-- START OF Information given --

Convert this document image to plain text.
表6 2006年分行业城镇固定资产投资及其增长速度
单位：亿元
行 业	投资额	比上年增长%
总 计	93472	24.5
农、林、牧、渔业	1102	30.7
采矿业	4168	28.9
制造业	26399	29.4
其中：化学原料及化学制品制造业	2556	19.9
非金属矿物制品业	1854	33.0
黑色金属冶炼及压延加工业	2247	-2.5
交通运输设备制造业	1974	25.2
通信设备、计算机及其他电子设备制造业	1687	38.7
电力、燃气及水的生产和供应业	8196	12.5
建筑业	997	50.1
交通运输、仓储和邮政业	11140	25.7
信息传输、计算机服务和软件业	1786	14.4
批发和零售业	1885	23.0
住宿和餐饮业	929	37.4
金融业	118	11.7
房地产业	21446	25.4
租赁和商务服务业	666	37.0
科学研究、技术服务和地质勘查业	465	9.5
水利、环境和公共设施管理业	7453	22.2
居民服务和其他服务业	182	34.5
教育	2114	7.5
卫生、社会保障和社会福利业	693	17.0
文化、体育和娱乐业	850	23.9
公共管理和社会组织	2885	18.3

-- END OF Information given --
-- START OF Information given --

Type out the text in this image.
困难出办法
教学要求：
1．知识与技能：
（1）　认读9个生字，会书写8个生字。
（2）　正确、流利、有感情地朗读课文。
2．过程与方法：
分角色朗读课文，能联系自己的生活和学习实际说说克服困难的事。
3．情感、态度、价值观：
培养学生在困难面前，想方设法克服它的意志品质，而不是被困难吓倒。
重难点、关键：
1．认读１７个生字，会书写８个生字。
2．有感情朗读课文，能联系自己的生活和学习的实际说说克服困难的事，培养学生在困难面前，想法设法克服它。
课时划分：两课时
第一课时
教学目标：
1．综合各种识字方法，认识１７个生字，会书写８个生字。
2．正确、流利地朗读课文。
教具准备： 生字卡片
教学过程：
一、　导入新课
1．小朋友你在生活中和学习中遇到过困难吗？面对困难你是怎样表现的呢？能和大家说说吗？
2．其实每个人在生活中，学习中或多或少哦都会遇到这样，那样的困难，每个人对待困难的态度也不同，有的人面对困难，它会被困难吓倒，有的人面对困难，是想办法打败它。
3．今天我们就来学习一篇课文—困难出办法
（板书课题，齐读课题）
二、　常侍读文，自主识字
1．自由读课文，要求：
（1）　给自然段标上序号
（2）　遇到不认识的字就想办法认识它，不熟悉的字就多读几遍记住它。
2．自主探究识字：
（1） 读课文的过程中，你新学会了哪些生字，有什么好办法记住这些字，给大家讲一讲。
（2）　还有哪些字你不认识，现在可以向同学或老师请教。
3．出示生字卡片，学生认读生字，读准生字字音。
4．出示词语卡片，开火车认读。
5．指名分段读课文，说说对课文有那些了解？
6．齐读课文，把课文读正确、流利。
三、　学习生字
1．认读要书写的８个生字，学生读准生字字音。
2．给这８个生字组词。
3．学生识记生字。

-- END OF Information given --

Exercise: Identify every line holding the word "培养学生在困难面前" and copy it out.

Answer to this exercise:
培养学生在困难面前，想方设法克服它的意志品质，而不是被困难吓倒。
2．有感情朗读课文，能联系自己的生活和学习的实际说说克服困难的事，培养学生在困难面前，想法设法克服它。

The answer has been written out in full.